Excerpt from a dataset:
(begin)
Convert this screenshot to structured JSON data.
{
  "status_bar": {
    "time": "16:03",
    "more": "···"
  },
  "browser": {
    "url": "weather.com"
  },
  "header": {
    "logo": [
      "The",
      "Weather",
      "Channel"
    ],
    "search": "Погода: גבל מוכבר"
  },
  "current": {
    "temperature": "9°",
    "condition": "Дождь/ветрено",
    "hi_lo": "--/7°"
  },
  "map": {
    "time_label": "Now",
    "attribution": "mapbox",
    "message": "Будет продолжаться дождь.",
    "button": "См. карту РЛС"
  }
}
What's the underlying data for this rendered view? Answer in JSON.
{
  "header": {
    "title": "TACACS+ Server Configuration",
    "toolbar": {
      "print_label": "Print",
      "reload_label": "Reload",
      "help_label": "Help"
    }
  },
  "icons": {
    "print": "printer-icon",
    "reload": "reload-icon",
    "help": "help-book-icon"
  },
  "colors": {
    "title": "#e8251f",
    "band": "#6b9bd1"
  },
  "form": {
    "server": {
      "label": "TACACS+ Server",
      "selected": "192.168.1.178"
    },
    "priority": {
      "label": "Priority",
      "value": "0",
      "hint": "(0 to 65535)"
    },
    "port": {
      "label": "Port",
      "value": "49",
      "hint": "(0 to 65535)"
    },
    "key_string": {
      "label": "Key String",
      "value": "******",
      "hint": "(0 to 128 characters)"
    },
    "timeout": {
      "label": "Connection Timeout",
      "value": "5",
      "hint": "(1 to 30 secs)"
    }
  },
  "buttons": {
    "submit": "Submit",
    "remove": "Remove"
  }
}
(end)
* [PROBLEM]
Write an exact transcription of every entry above.

* [EXERCISE RESULT]
Convert this screenshot to structured JSON data.
{
  "status_bar": {
    "time": "16:03",
    "more": "···"
  },
  "browser": {
    "url": "weather.com"
  },
  "header": {
    "logo": [
      "The",
      "Weather",
      "Channel"
    ],
    "search": "Погода: גבל מוכבר"
  },
  "current": {
    "temperature": "9°",
    "condition": "Дождь/ветрено",
    "hi_lo": "--/7°"
  },
  "map": {
    "time_label": "Now",
    "attribution": "mapbox",
    "message": "Будет продолжаться дождь.",
    "button": "См. карту РЛС"
  }
}
What's the underlying data for this rendered view? Answer in JSON.
{
  "header": {
    "title": "TACACS+ Server Configuration",
    "toolbar": {
      "print_label": "Print",
      "reload_label": "Reload",
      "help_label": "Help"
    }
  },
  "icons": {
    "print": "printer-icon",
    "reload": "reload-icon",
    "help": "help-book-icon"
  },
  "colors": {
    "title": "#e8251f",
    "band": "#6b9bd1"
  },
  "form": {
    "server": {
      "label": "TACACS+ Server",
      "selected": "192.168.1.178"
    },
    "priority": {
      "label": "Priority",
      "value": "0",
      "hint": "(0 to 65535)"
    },
    "port": {
      "label": "Port",
      "value": "49",
      "hint": "(0 to 65535)"
    },
    "key_string": {
      "label": "Key String",
      "value": "******",
      "hint": "(0 to 128 characters)"
    },
    "timeout": {
      "label": "Connection Timeout",
      "value": "5",
      "hint": "(1 to 30 secs)"
    }
  },
  "buttons": {
    "submit": "Submit",
    "remove": "Remove"
  }
}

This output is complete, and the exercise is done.